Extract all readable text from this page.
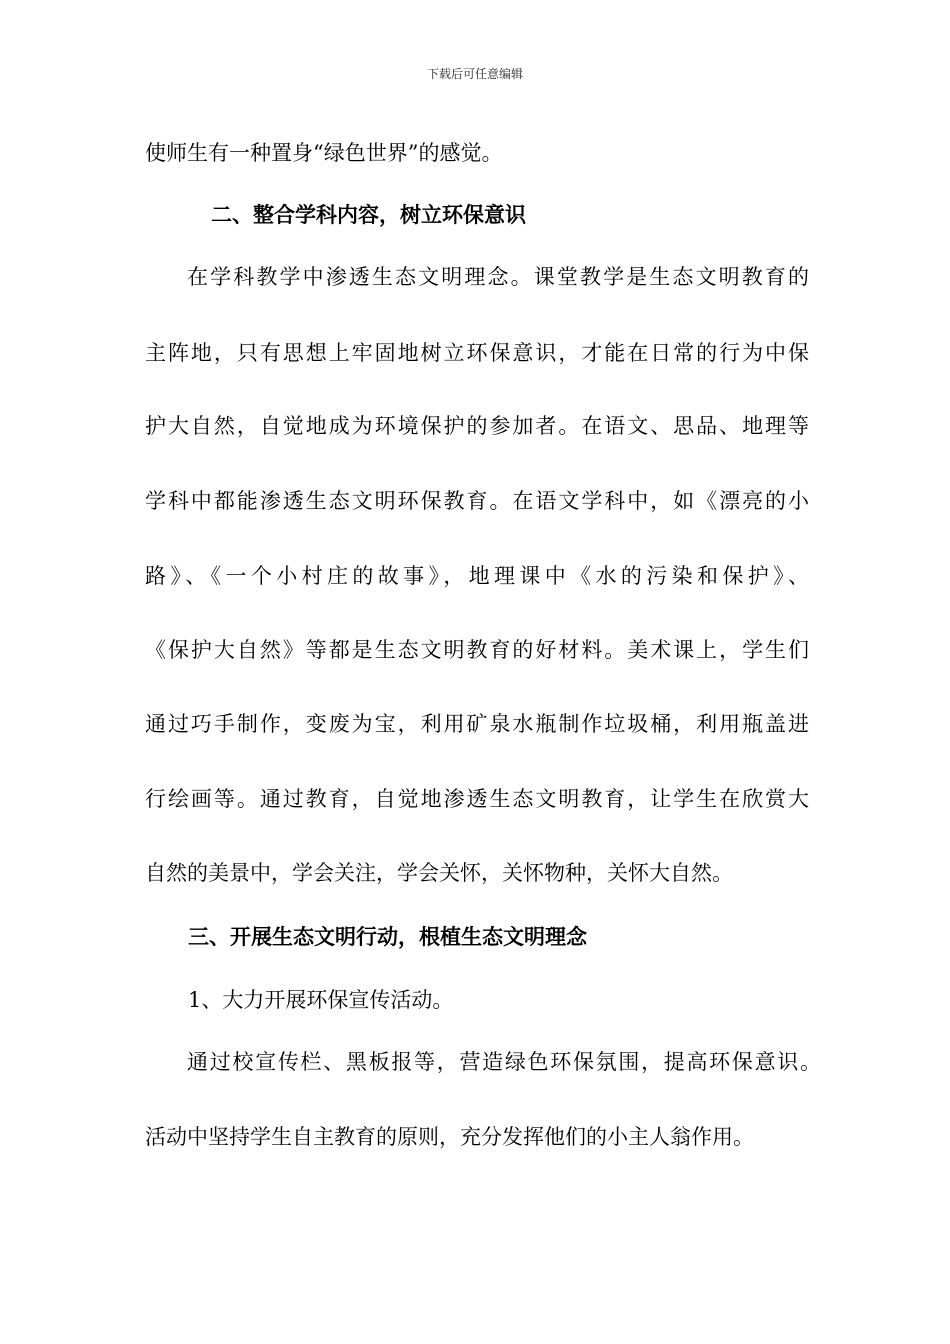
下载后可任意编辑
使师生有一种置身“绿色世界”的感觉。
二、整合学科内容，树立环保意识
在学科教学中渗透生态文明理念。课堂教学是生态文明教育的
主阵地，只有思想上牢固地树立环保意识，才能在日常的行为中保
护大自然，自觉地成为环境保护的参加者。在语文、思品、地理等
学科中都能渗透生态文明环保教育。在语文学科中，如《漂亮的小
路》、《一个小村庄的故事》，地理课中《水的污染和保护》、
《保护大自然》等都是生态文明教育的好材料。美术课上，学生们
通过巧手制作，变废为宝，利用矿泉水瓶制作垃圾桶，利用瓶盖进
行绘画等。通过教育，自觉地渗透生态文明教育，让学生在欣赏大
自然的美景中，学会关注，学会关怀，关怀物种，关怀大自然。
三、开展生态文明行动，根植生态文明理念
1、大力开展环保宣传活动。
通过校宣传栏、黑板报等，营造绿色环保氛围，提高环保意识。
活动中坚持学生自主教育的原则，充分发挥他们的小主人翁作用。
* * *
| Set problem |
Can the entries above be repeated exactly, without their pictures?

| Output below |
Extract all readable text from this page.
下载后可任意编辑
使师生有一种置身“绿色世界”的感觉。
二、整合学科内容，树立环保意识
在学科教学中渗透生态文明理念。课堂教学是生态文明教育的
主阵地，只有思想上牢固地树立环保意识，才能在日常的行为中保
护大自然，自觉地成为环境保护的参加者。在语文、思品、地理等
学科中都能渗透生态文明环保教育。在语文学科中，如《漂亮的小
路》、《一个小村庄的故事》，地理课中《水的污染和保护》、
《保护大自然》等都是生态文明教育的好材料。美术课上，学生们
通过巧手制作，变废为宝，利用矿泉水瓶制作垃圾桶，利用瓶盖进
行绘画等。通过教育，自觉地渗透生态文明教育，让学生在欣赏大
自然的美景中，学会关注，学会关怀，关怀物种，关怀大自然。
三、开展生态文明行动，根植生态文明理念
1、大力开展环保宣传活动。
通过校宣传栏、黑板报等，营造绿色环保氛围，提高环保意识。
活动中坚持学生自主教育的原则，充分发挥他们的小主人翁作用。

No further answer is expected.